- _WORK INSTRUCTIONS_: Will you write out all the entries below exactly?

------ WORKING DATA

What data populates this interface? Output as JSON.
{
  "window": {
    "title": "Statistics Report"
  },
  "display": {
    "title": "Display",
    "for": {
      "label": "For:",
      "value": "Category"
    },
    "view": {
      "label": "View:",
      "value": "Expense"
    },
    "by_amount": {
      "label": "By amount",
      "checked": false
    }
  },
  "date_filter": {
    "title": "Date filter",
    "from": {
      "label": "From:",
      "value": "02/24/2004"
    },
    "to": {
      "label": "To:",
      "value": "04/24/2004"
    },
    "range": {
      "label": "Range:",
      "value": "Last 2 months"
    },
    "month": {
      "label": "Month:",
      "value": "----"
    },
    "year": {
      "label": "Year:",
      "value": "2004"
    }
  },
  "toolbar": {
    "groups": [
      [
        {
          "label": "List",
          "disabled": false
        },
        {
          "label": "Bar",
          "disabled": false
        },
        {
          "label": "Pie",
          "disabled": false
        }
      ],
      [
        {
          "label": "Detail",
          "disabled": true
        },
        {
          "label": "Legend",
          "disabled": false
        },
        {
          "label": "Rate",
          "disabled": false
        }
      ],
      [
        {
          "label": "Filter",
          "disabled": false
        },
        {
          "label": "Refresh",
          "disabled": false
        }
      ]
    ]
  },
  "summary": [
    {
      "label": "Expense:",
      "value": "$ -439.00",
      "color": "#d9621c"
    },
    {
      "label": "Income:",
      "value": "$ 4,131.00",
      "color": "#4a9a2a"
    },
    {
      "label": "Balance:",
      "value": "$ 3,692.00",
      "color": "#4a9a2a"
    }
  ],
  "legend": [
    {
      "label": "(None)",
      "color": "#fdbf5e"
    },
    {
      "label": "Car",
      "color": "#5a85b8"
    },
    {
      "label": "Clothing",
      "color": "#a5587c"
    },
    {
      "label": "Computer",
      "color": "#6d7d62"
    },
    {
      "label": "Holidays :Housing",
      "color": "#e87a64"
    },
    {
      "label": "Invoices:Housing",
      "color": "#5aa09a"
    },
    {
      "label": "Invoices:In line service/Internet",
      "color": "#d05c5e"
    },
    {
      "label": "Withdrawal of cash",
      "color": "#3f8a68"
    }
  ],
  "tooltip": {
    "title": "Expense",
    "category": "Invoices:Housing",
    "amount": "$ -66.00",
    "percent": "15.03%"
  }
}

------------

- _THE REPLY_:
What data populates this interface? Output as JSON.
{
  "window": {
    "title": "Statistics Report"
  },
  "display": {
    "title": "Display",
    "for": {
      "label": "For:",
      "value": "Category"
    },
    "view": {
      "label": "View:",
      "value": "Expense"
    },
    "by_amount": {
      "label": "By amount",
      "checked": false
    }
  },
  "date_filter": {
    "title": "Date filter",
    "from": {
      "label": "From:",
      "value": "02/24/2004"
    },
    "to": {
      "label": "To:",
      "value": "04/24/2004"
    },
    "range": {
      "label": "Range:",
      "value": "Last 2 months"
    },
    "month": {
      "label": "Month:",
      "value": "----"
    },
    "year": {
      "label": "Year:",
      "value": "2004"
    }
  },
  "toolbar": {
    "groups": [
      [
        {
          "label": "List",
          "disabled": false
        },
        {
          "label": "Bar",
          "disabled": false
        },
        {
          "label": "Pie",
          "disabled": false
        }
      ],
      [
        {
          "label": "Detail",
          "disabled": true
        },
        {
          "label": "Legend",
          "disabled": false
        },
        {
          "label": "Rate",
          "disabled": false
        }
      ],
      [
        {
          "label": "Filter",
          "disabled": false
        },
        {
          "label": "Refresh",
          "disabled": false
        }
      ]
    ]
  },
  "summary": [
    {
      "label": "Expense:",
      "value": "$ -439.00",
      "color": "#d9621c"
    },
    {
      "label": "Income:",
      "value": "$ 4,131.00",
      "color": "#4a9a2a"
    },
    {
      "label": "Balance:",
      "value": "$ 3,692.00",
      "color": "#4a9a2a"
    }
  ],
  "legend": [
    {
      "label": "(None)",
      "color": "#fdbf5e"
    },
    {
      "label": "Car",
      "color": "#5a85b8"
    },
    {
      "label": "Clothing",
      "color": "#a5587c"
    },
    {
      "label": "Computer",
      "color": "#6d7d62"
    },
    {
      "label": "Holidays :Housing",
      "color": "#e87a64"
    },
    {
      "label": "Invoices:Housing",
      "color": "#5aa09a"
    },
    {
      "label": "Invoices:In line service/Internet",
      "color": "#d05c5e"
    },
    {
      "label": "Withdrawal of cash",
      "color": "#3f8a68"
    }
  ],
  "tooltip": {
    "title": "Expense",
    "category": "Invoices:Housing",
    "amount": "$ -66.00",
    "percent": "15.03%"
  }
}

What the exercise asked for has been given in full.